BEGIN
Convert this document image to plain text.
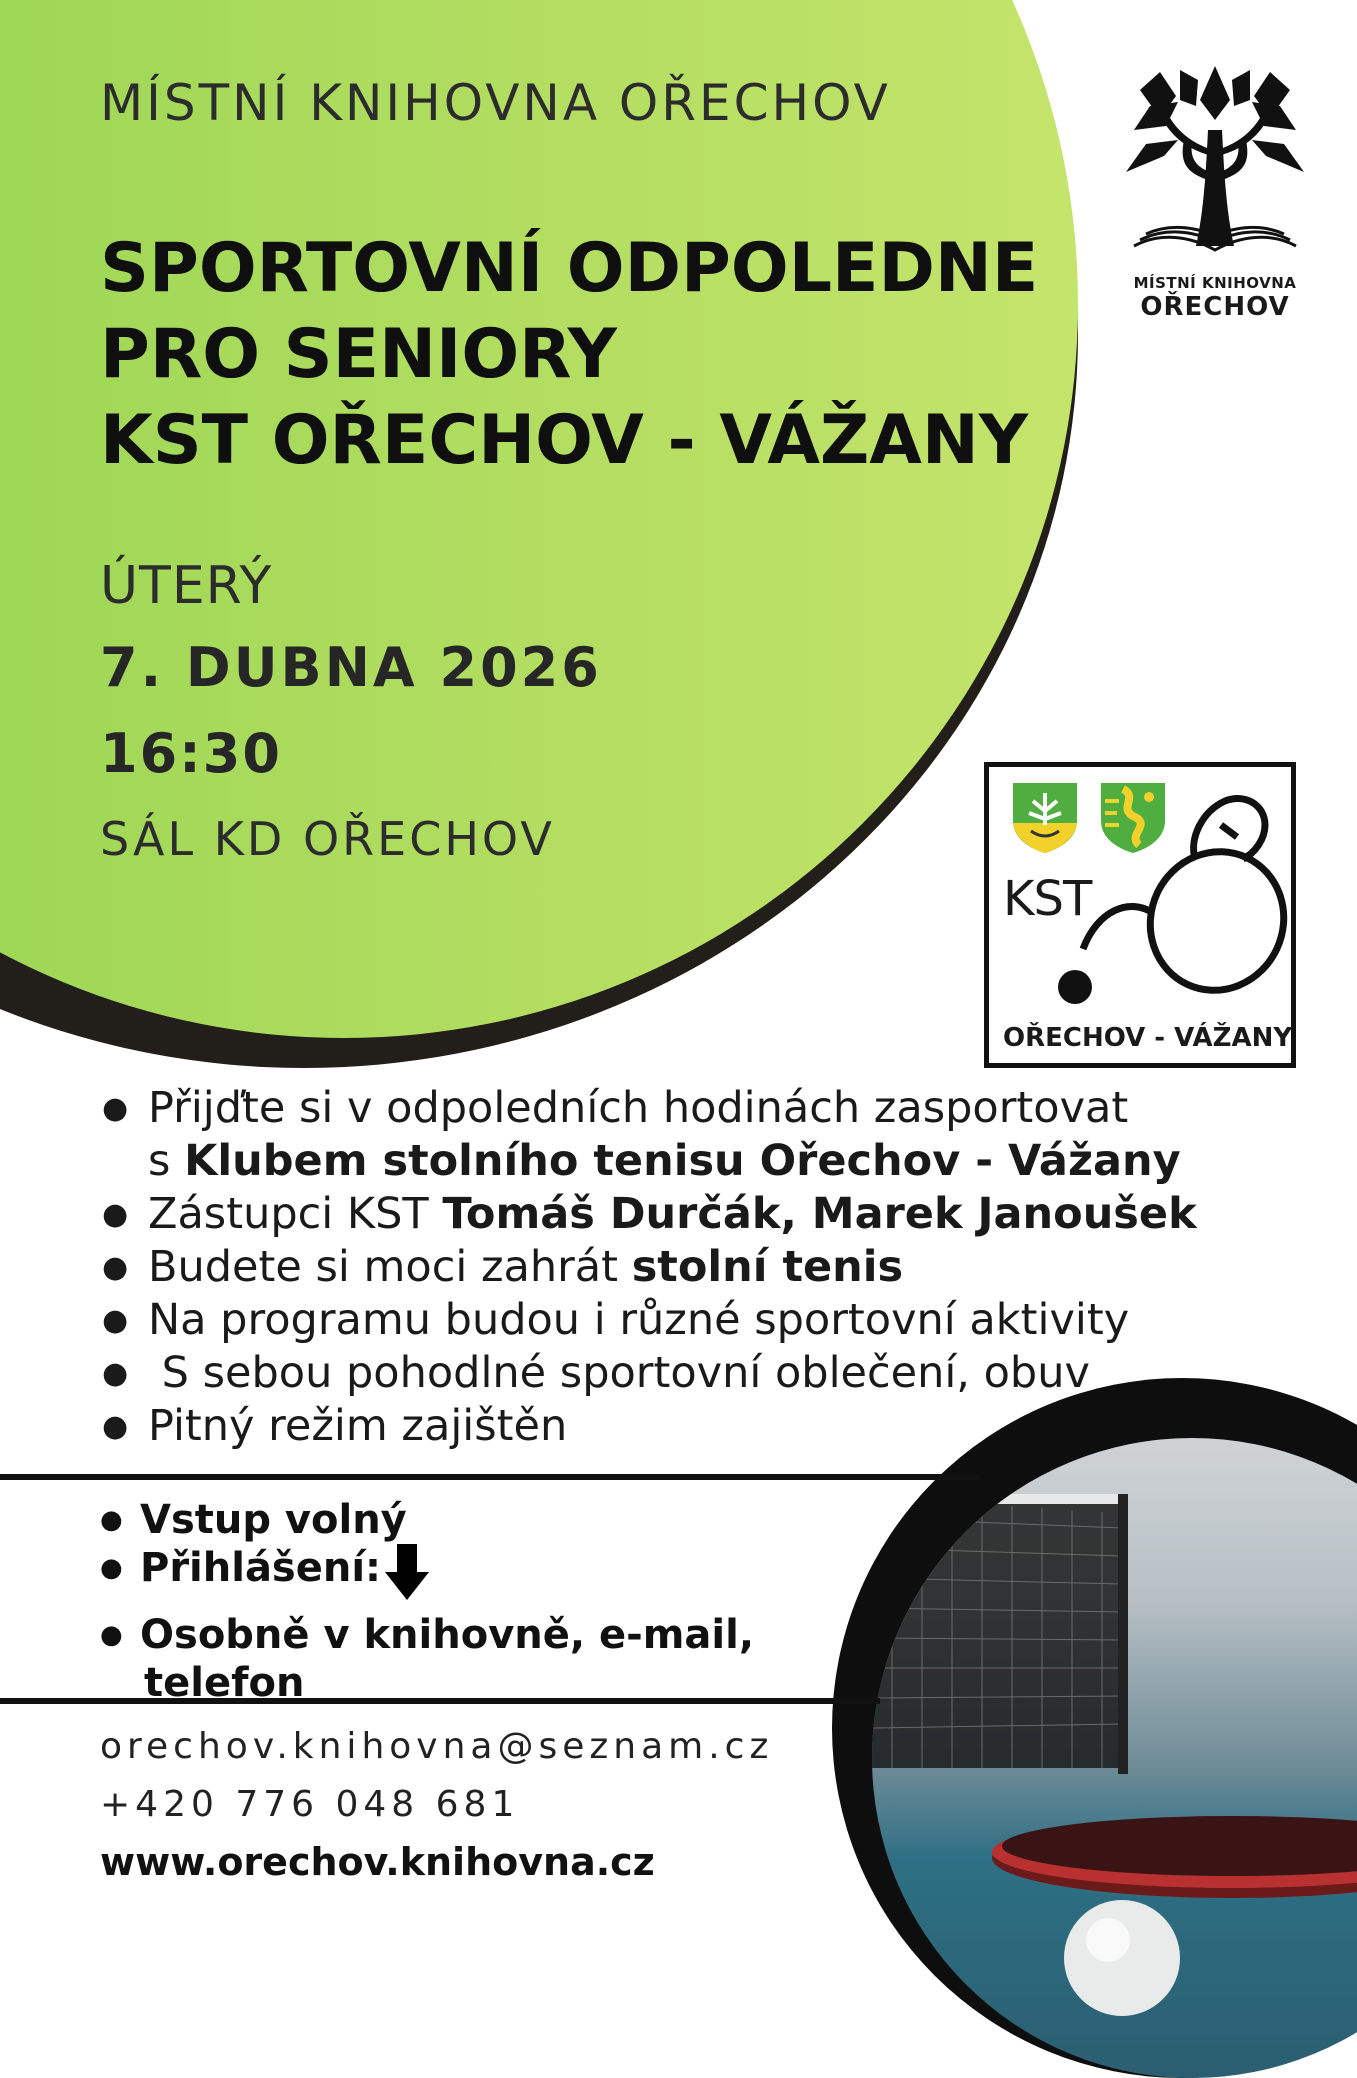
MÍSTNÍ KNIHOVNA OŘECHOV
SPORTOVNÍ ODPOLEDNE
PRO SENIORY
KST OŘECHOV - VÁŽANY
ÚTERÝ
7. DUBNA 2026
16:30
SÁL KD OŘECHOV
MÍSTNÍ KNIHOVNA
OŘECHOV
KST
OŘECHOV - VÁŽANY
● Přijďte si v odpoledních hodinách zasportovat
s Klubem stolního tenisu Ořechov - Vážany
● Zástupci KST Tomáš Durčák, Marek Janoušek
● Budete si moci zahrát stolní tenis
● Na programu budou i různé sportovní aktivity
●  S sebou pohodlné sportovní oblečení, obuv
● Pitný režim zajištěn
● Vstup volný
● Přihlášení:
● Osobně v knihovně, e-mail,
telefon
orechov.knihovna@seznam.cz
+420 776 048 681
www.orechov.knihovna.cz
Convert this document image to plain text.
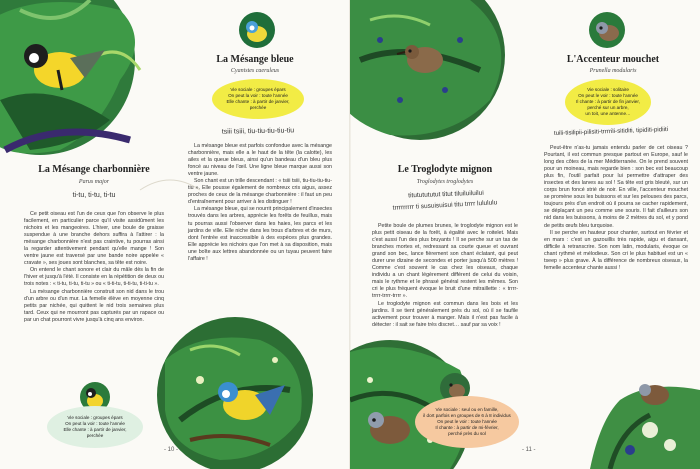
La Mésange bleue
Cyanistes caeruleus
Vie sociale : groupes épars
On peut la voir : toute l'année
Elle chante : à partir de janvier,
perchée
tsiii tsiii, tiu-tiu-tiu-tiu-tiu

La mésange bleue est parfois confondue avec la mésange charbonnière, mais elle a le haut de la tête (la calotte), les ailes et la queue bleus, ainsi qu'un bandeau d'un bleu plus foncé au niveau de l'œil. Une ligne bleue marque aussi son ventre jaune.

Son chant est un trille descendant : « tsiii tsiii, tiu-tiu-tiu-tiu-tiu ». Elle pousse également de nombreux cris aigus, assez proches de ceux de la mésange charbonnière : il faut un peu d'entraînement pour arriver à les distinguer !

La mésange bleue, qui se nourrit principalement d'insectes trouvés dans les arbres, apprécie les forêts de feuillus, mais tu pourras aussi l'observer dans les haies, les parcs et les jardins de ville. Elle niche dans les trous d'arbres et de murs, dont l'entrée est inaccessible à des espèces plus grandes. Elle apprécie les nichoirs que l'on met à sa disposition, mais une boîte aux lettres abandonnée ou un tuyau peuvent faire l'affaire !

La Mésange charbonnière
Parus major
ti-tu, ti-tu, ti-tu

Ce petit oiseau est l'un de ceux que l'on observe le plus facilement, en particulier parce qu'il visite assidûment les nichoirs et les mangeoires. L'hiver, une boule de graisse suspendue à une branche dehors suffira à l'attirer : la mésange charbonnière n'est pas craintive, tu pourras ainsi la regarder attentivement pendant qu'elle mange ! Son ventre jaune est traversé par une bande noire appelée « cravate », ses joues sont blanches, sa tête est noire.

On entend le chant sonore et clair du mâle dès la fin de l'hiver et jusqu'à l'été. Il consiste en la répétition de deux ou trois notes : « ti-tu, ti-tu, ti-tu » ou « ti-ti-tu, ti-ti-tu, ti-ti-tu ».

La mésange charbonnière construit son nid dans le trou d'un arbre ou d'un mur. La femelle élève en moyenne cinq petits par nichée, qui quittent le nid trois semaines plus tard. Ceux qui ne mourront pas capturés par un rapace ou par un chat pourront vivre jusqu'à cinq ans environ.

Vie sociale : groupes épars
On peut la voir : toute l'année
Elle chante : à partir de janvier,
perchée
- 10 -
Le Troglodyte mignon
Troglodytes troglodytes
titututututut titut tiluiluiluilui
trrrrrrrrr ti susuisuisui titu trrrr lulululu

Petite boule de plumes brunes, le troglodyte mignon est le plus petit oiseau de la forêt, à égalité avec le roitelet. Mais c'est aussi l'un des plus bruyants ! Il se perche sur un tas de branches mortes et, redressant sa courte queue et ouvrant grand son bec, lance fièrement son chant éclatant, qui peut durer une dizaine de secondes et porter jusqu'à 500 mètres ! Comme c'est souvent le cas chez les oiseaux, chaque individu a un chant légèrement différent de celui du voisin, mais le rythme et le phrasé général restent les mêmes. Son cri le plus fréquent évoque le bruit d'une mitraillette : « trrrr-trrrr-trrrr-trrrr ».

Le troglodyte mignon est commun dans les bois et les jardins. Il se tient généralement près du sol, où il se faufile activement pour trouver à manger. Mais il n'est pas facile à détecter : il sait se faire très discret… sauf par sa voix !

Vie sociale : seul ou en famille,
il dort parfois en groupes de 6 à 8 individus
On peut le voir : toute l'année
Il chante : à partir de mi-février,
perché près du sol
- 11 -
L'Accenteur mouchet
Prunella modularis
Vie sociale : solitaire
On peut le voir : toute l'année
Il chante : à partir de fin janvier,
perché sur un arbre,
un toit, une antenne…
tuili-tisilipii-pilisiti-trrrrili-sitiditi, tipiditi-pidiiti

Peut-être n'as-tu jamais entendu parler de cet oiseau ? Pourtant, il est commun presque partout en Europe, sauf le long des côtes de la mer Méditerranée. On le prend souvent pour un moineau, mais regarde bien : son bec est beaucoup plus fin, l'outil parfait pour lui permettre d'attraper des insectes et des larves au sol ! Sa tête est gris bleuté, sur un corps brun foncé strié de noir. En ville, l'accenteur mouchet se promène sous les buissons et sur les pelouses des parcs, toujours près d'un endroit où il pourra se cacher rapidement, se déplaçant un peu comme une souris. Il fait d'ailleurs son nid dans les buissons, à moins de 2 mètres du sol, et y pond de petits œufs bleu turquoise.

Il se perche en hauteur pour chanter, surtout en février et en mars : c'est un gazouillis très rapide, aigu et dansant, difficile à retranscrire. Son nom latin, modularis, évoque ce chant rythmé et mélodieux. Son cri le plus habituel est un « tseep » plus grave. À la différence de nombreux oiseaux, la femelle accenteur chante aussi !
END
- _What is needed_
Print out the whole of the material word for word, without pictures.

- _Answer_
Convert this document image to plain text.
MÍSTNÍ KNIHOVNA OŘECHOV
SPORTOVNÍ ODPOLEDNE
PRO SENIORY
KST OŘECHOV - VÁŽANY
ÚTERÝ
7. DUBNA 2026
16:30
SÁL KD OŘECHOV
MÍSTNÍ KNIHOVNA
OŘECHOV
KST
OŘECHOV - VÁŽANY
● Přijďte si v odpoledních hodinách zasportovat
s Klubem stolního tenisu Ořechov - Vážany
● Zástupci KST Tomáš Durčák, Marek Janoušek
● Budete si moci zahrát stolní tenis
● Na programu budou i různé sportovní aktivity
●  S sebou pohodlné sportovní oblečení, obuv
● Pitný režim zajištěn
● Vstup volný
● Přihlášení:
● Osobně v knihovně, e-mail,
telefon
orechov.knihovna@seznam.cz
+420 776 048 681
www.orechov.knihovna.cz
Convert this document image to plain text.
La Mésange bleue
Cyanistes caeruleus
Vie sociale : groupes épars
On peut la voir : toute l'année
Elle chante : à partir de janvier,
perchée
tsiii tsiii, tiu-tiu-tiu-tiu-tiu

La mésange bleue est parfois confondue avec la mésange charbonnière, mais elle a le haut de la tête (la calotte), les ailes et la queue bleus, ainsi qu'un bandeau d'un bleu plus foncé au niveau de l'œil. Une ligne bleue marque aussi son ventre jaune.

Son chant est un trille descendant : « tsiii tsiii, tiu-tiu-tiu-tiu-tiu ». Elle pousse également de nombreux cris aigus, assez proches de ceux de la mésange charbonnière : il faut un peu d'entraînement pour arriver à les distinguer !

La mésange bleue, qui se nourrit principalement d'insectes trouvés dans les arbres, apprécie les forêts de feuillus, mais tu pourras aussi l'observer dans les haies, les parcs et les jardins de ville. Elle niche dans les trous d'arbres et de murs, dont l'entrée est inaccessible à des espèces plus grandes. Elle apprécie les nichoirs que l'on met à sa disposition, mais une boîte aux lettres abandonnée ou un tuyau peuvent faire l'affaire !

La Mésange charbonnière
Parus major
ti-tu, ti-tu, ti-tu

Ce petit oiseau est l'un de ceux que l'on observe le plus facilement, en particulier parce qu'il visite assidûment les nichoirs et les mangeoires. L'hiver, une boule de graisse suspendue à une branche dehors suffira à l'attirer : la mésange charbonnière n'est pas craintive, tu pourras ainsi la regarder attentivement pendant qu'elle mange ! Son ventre jaune est traversé par une bande noire appelée « cravate », ses joues sont blanches, sa tête est noire.

On entend le chant sonore et clair du mâle dès la fin de l'hiver et jusqu'à l'été. Il consiste en la répétition de deux ou trois notes : « ti-tu, ti-tu, ti-tu » ou « ti-ti-tu, ti-ti-tu, ti-ti-tu ».

La mésange charbonnière construit son nid dans le trou d'un arbre ou d'un mur. La femelle élève en moyenne cinq petits par nichée, qui quittent le nid trois semaines plus tard. Ceux qui ne mourront pas capturés par un rapace ou par un chat pourront vivre jusqu'à cinq ans environ.

Vie sociale : groupes épars
On peut la voir : toute l'année
Elle chante : à partir de janvier,
perchée
- 10 -
Le Troglodyte mignon
Troglodytes troglodytes
titututututut titut tiluiluiluilui
trrrrrrrrr ti susuisuisui titu trrrr lulululu

Petite boule de plumes brunes, le troglodyte mignon est le plus petit oiseau de la forêt, à égalité avec le roitelet. Mais c'est aussi l'un des plus bruyants ! Il se perche sur un tas de branches mortes et, redressant sa courte queue et ouvrant grand son bec, lance fièrement son chant éclatant, qui peut durer une dizaine de secondes et porter jusqu'à 500 mètres ! Comme c'est souvent le cas chez les oiseaux, chaque individu a un chant légèrement différent de celui du voisin, mais le rythme et le phrasé général restent les mêmes. Son cri le plus fréquent évoque le bruit d'une mitraillette : « trrrr-trrrr-trrrr-trrrr ».

Le troglodyte mignon est commun dans les bois et les jardins. Il se tient généralement près du sol, où il se faufile activement pour trouver à manger. Mais il n'est pas facile à détecter : il sait se faire très discret… sauf par sa voix !

Vie sociale : seul ou en famille,
il dort parfois en groupes de 6 à 8 individus
On peut le voir : toute l'année
Il chante : à partir de mi-février,
perché près du sol
- 11 -
L'Accenteur mouchet
Prunella modularis
Vie sociale : solitaire
On peut le voir : toute l'année
Il chante : à partir de fin janvier,
perché sur un arbre,
un toit, une antenne…
tuili-tisilipii-pilisiti-trrrrili-sitiditi, tipiditi-pidiiti

Peut-être n'as-tu jamais entendu parler de cet oiseau ? Pourtant, il est commun presque partout en Europe, sauf le long des côtes de la mer Méditerranée. On le prend souvent pour un moineau, mais regarde bien : son bec est beaucoup plus fin, l'outil parfait pour lui permettre d'attraper des insectes et des larves au sol ! Sa tête est gris bleuté, sur un corps brun foncé strié de noir. En ville, l'accenteur mouchet se promène sous les buissons et sur les pelouses des parcs, toujours près d'un endroit où il pourra se cacher rapidement, se déplaçant un peu comme une souris. Il fait d'ailleurs son nid dans les buissons, à moins de 2 mètres du sol, et y pond de petits œufs bleu turquoise.

Il se perche en hauteur pour chanter, surtout en février et en mars : c'est un gazouillis très rapide, aigu et dansant, difficile à retranscrire. Son nom latin, modularis, évoque ce chant rythmé et mélodieux. Son cri le plus habituel est un « tseep » plus grave. À la différence de nombreux oiseaux, la femelle accenteur chante aussi !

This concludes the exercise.